SET TASK: Omit all images, then return the remaining material exactly as it stands.

DATA SUPPLIED:
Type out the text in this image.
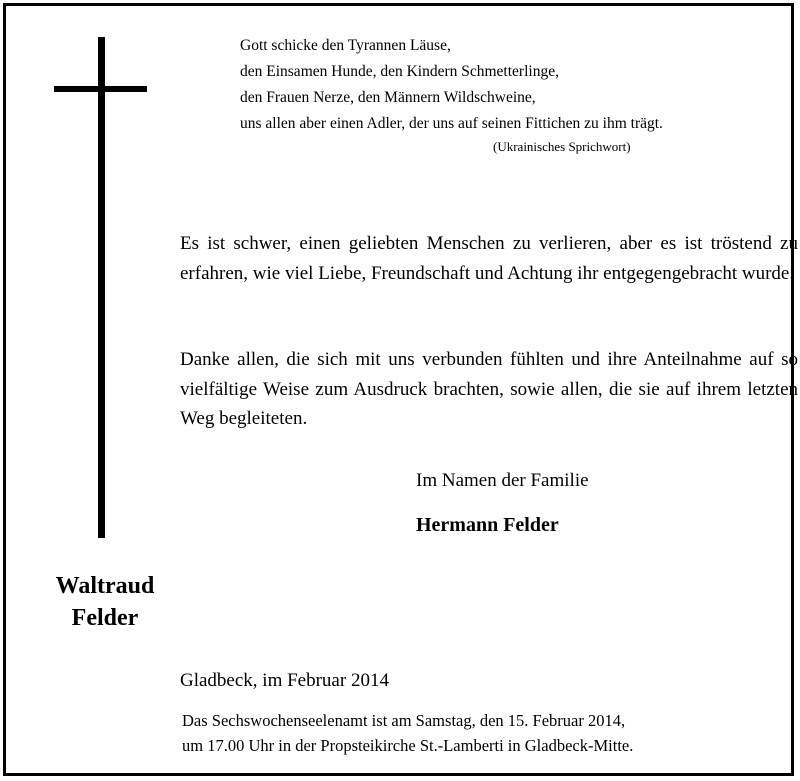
Gott schicke den Tyrannen Läuse,
den Einsamen Hunde, den Kindern Schmetterlinge,
den Frauen Nerze, den Männern Wildschweine,
uns allen aber einen Adler, der uns auf seinen Fittichen zu ihm trägt.
(Ukrainisches Sprichwort)
Es ist schwer, einen geliebten Menschen zu verlieren, aber es ist tröstend zu erfahren, wie viel Liebe, Freundschaft und Achtung ihr entgegengebracht wurde.
Danke allen, die sich mit uns verbunden fühlten und ihre Anteilnahme auf so vielfältige Weise zum Ausdruck brachten, sowie allen, die sie auf ihrem letzten Weg begleiteten.
Im Namen der Familie
Hermann Felder
Waltraud
Felder
Gladbeck, im Februar 2014
Das Sechswochenseelenamt ist am Samstag, den 15. Februar 2014,
um 17.00 Uhr in der Propsteikirche St.-Lamberti in Gladbeck-Mitte.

REPLY:
Type out the text in this image.
Gott schicke den Tyrannen Läuse,
den Einsamen Hunde, den Kindern Schmetterlinge,
den Frauen Nerze, den Männern Wildschweine,
uns allen aber einen Adler, der uns auf seinen Fittichen zu ihm trägt.
(Ukrainisches Sprichwort)
Es ist schwer, einen geliebten Menschen zu verlieren, aber es ist tröstend zu erfahren, wie viel Liebe, Freundschaft und Achtung ihr entgegengebracht wurde.
Danke allen, die sich mit uns verbunden fühlten und ihre Anteilnahme auf so vielfältige Weise zum Ausdruck brachten, sowie allen, die sie auf ihrem letzten Weg begleiteten.
Im Namen der Familie
Hermann Felder
Waltraud
Felder
Gladbeck, im Februar 2014
Das Sechswochenseelenamt ist am Samstag, den 15. Februar 2014,
um 17.00 Uhr in der Propsteikirche St.-Lamberti in Gladbeck-Mitte.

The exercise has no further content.